### [Instructions to follow]
Output the records. Match them exactly.

::: Input for this task

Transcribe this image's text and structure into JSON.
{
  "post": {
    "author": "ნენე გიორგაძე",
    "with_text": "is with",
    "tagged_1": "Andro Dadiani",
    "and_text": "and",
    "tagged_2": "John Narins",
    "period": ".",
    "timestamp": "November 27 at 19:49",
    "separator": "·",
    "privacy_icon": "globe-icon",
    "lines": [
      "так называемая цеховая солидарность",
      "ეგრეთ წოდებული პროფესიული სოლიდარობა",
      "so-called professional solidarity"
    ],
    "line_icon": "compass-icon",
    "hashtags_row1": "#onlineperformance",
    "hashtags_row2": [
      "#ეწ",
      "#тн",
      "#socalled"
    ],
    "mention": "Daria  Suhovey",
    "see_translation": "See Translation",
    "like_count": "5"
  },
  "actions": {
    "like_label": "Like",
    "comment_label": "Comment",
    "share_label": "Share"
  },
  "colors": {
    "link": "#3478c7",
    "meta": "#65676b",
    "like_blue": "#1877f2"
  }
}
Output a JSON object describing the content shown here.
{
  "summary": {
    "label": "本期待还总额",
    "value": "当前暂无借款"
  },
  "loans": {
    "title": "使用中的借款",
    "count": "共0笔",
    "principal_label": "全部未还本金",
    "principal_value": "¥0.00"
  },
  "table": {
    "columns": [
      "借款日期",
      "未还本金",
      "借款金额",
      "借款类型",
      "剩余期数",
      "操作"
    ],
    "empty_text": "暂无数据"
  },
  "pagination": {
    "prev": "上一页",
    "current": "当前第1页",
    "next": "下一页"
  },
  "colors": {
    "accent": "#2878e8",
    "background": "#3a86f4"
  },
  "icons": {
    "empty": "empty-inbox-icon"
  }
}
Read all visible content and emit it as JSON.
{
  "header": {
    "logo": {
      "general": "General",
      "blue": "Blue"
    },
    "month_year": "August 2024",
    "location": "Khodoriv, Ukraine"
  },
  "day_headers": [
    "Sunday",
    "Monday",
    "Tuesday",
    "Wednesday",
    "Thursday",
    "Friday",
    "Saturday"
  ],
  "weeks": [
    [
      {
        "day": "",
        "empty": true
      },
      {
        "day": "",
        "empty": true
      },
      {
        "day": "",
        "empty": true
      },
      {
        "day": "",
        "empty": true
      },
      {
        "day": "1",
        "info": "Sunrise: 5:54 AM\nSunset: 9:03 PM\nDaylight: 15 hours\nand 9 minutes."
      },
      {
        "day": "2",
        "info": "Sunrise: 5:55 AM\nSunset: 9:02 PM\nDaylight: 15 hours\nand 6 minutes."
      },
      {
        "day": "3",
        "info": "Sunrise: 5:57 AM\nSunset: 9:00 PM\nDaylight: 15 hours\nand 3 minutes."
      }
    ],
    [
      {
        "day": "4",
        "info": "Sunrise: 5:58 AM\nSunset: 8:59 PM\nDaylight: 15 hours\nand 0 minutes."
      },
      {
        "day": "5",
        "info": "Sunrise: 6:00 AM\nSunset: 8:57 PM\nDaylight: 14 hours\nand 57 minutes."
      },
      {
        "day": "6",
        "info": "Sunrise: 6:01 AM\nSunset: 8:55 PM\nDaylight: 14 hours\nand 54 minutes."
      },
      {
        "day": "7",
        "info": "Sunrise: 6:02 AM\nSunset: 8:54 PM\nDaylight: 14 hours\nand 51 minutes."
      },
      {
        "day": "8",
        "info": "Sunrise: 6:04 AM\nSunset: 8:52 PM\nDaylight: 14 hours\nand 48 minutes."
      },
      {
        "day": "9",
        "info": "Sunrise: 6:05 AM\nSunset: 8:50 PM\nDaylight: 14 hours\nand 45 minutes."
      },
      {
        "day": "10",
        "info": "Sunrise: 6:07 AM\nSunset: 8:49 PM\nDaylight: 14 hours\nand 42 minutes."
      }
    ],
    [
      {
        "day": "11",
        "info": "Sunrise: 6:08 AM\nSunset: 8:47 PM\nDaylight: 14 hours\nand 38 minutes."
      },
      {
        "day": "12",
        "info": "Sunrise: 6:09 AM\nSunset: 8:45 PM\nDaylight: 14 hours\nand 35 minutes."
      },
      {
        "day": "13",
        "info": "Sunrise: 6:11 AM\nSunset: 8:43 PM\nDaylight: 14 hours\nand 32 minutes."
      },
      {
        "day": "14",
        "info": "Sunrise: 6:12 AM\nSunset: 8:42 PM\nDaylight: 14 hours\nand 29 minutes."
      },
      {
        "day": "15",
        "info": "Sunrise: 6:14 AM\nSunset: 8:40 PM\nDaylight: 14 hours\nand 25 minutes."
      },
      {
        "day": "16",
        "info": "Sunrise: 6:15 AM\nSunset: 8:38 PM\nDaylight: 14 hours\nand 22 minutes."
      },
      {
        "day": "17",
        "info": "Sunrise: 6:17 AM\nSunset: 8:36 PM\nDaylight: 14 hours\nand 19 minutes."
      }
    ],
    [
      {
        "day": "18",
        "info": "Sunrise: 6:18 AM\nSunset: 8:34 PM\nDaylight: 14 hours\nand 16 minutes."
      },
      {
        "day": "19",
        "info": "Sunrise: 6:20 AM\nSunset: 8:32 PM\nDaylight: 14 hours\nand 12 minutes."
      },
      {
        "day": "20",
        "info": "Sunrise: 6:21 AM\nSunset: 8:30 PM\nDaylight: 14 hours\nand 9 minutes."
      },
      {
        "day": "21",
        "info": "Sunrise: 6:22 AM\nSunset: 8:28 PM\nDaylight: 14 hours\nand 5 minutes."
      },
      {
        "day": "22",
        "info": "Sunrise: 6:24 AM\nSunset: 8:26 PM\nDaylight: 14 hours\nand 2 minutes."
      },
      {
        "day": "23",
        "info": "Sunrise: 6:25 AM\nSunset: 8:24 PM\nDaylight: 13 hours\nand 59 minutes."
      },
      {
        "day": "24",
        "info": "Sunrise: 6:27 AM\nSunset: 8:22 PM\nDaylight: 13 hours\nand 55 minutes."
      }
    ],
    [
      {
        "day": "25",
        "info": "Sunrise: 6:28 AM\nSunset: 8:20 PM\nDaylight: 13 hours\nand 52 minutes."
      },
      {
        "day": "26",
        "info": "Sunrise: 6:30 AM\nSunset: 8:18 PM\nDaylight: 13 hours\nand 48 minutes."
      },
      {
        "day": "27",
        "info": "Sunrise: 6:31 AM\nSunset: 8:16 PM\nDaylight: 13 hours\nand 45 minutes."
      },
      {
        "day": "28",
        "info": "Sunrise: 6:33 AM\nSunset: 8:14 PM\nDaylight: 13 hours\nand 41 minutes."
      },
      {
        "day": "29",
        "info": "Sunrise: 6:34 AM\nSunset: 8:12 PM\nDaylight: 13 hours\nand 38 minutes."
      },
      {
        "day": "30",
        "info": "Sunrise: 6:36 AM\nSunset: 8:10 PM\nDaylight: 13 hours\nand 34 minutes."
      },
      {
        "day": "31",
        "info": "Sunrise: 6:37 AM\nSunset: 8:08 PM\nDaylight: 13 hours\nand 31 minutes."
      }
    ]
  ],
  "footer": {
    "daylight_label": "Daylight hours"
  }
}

::::::

### [Output of the task]
Transcribe this image's text and structure into JSON.
{
  "post": {
    "author": "ნენე გიორგაძე",
    "with_text": "is with",
    "tagged_1": "Andro Dadiani",
    "and_text": "and",
    "tagged_2": "John Narins",
    "period": ".",
    "timestamp": "November 27 at 19:49",
    "separator": "·",
    "privacy_icon": "globe-icon",
    "lines": [
      "так называемая цеховая солидарность",
      "ეგრეთ წოდებული პროფესიული სოლიდარობა",
      "so-called professional solidarity"
    ],
    "line_icon": "compass-icon",
    "hashtags_row1": "#onlineperformance",
    "hashtags_row2": [
      "#ეწ",
      "#тн",
      "#socalled"
    ],
    "mention": "Daria  Suhovey",
    "see_translation": "See Translation",
    "like_count": "5"
  },
  "actions": {
    "like_label": "Like",
    "comment_label": "Comment",
    "share_label": "Share"
  },
  "colors": {
    "link": "#3478c7",
    "meta": "#65676b",
    "like_blue": "#1877f2"
  }
}
Output a JSON object describing the content shown here.
{
  "summary": {
    "label": "本期待还总额",
    "value": "当前暂无借款"
  },
  "loans": {
    "title": "使用中的借款",
    "count": "共0笔",
    "principal_label": "全部未还本金",
    "principal_value": "¥0.00"
  },
  "table": {
    "columns": [
      "借款日期",
      "未还本金",
      "借款金额",
      "借款类型",
      "剩余期数",
      "操作"
    ],
    "empty_text": "暂无数据"
  },
  "pagination": {
    "prev": "上一页",
    "current": "当前第1页",
    "next": "下一页"
  },
  "colors": {
    "accent": "#2878e8",
    "background": "#3a86f4"
  },
  "icons": {
    "empty": "empty-inbox-icon"
  }
}
Read all visible content and emit it as JSON.
{
  "header": {
    "logo": {
      "general": "General",
      "blue": "Blue"
    },
    "month_year": "August 2024",
    "location": "Khodoriv, Ukraine"
  },
  "day_headers": [
    "Sunday",
    "Monday",
    "Tuesday",
    "Wednesday",
    "Thursday",
    "Friday",
    "Saturday"
  ],
  "weeks": [
    [
      {
        "day": "",
        "empty": true
      },
      {
        "day": "",
        "empty": true
      },
      {
        "day": "",
        "empty": true
      },
      {
        "day": "",
        "empty": true
      },
      {
        "day": "1",
        "info": "Sunrise: 5:54 AM\nSunset: 9:03 PM\nDaylight: 15 hours\nand 9 minutes."
      },
      {
        "day": "2",
        "info": "Sunrise: 5:55 AM\nSunset: 9:02 PM\nDaylight: 15 hours\nand 6 minutes."
      },
      {
        "day": "3",
        "info": "Sunrise: 5:57 AM\nSunset: 9:00 PM\nDaylight: 15 hours\nand 3 minutes."
      }
    ],
    [
      {
        "day": "4",
        "info": "Sunrise: 5:58 AM\nSunset: 8:59 PM\nDaylight: 15 hours\nand 0 minutes."
      },
      {
        "day": "5",
        "info": "Sunrise: 6:00 AM\nSunset: 8:57 PM\nDaylight: 14 hours\nand 57 minutes."
      },
      {
        "day": "6",
        "info": "Sunrise: 6:01 AM\nSunset: 8:55 PM\nDaylight: 14 hours\nand 54 minutes."
      },
      {
        "day": "7",
        "info": "Sunrise: 6:02 AM\nSunset: 8:54 PM\nDaylight: 14 hours\nand 51 minutes."
      },
      {
        "day": "8",
        "info": "Sunrise: 6:04 AM\nSunset: 8:52 PM\nDaylight: 14 hours\nand 48 minutes."
      },
      {
        "day": "9",
        "info": "Sunrise: 6:05 AM\nSunset: 8:50 PM\nDaylight: 14 hours\nand 45 minutes."
      },
      {
        "day": "10",
        "info": "Sunrise: 6:07 AM\nSunset: 8:49 PM\nDaylight: 14 hours\nand 42 minutes."
      }
    ],
    [
      {
        "day": "11",
        "info": "Sunrise: 6:08 AM\nSunset: 8:47 PM\nDaylight: 14 hours\nand 38 minutes."
      },
      {
        "day": "12",
        "info": "Sunrise: 6:09 AM\nSunset: 8:45 PM\nDaylight: 14 hours\nand 35 minutes."
      },
      {
        "day": "13",
        "info": "Sunrise: 6:11 AM\nSunset: 8:43 PM\nDaylight: 14 hours\nand 32 minutes."
      },
      {
        "day": "14",
        "info": "Sunrise: 6:12 AM\nSunset: 8:42 PM\nDaylight: 14 hours\nand 29 minutes."
      },
      {
        "day": "15",
        "info": "Sunrise: 6:14 AM\nSunset: 8:40 PM\nDaylight: 14 hours\nand 25 minutes."
      },
      {
        "day": "16",
        "info": "Sunrise: 6:15 AM\nSunset: 8:38 PM\nDaylight: 14 hours\nand 22 minutes."
      },
      {
        "day": "17",
        "info": "Sunrise: 6:17 AM\nSunset: 8:36 PM\nDaylight: 14 hours\nand 19 minutes."
      }
    ],
    [
      {
        "day": "18",
        "info": "Sunrise: 6:18 AM\nSunset: 8:34 PM\nDaylight: 14 hours\nand 16 minutes."
      },
      {
        "day": "19",
        "info": "Sunrise: 6:20 AM\nSunset: 8:32 PM\nDaylight: 14 hours\nand 12 minutes."
      },
      {
        "day": "20",
        "info": "Sunrise: 6:21 AM\nSunset: 8:30 PM\nDaylight: 14 hours\nand 9 minutes."
      },
      {
        "day": "21",
        "info": "Sunrise: 6:22 AM\nSunset: 8:28 PM\nDaylight: 14 hours\nand 5 minutes."
      },
      {
        "day": "22",
        "info": "Sunrise: 6:24 AM\nSunset: 8:26 PM\nDaylight: 14 hours\nand 2 minutes."
      },
      {
        "day": "23",
        "info": "Sunrise: 6:25 AM\nSunset: 8:24 PM\nDaylight: 13 hours\nand 59 minutes."
      },
      {
        "day": "24",
        "info": "Sunrise: 6:27 AM\nSunset: 8:22 PM\nDaylight: 13 hours\nand 55 minutes."
      }
    ],
    [
      {
        "day": "25",
        "info": "Sunrise: 6:28 AM\nSunset: 8:20 PM\nDaylight: 13 hours\nand 52 minutes."
      },
      {
        "day": "26",
        "info": "Sunrise: 6:30 AM\nSunset: 8:18 PM\nDaylight: 13 hours\nand 48 minutes."
      },
      {
        "day": "27",
        "info": "Sunrise: 6:31 AM\nSunset: 8:16 PM\nDaylight: 13 hours\nand 45 minutes."
      },
      {
        "day": "28",
        "info": "Sunrise: 6:33 AM\nSunset: 8:14 PM\nDaylight: 13 hours\nand 41 minutes."
      },
      {
        "day": "29",
        "info": "Sunrise: 6:34 AM\nSunset: 8:12 PM\nDaylight: 13 hours\nand 38 minutes."
      },
      {
        "day": "30",
        "info": "Sunrise: 6:36 AM\nSunset: 8:10 PM\nDaylight: 13 hours\nand 34 minutes."
      },
      {
        "day": "31",
        "info": "Sunrise: 6:37 AM\nSunset: 8:08 PM\nDaylight: 13 hours\nand 31 minutes."
      }
    ]
  ],
  "footer": {
    "daylight_label": "Daylight hours"
  }
}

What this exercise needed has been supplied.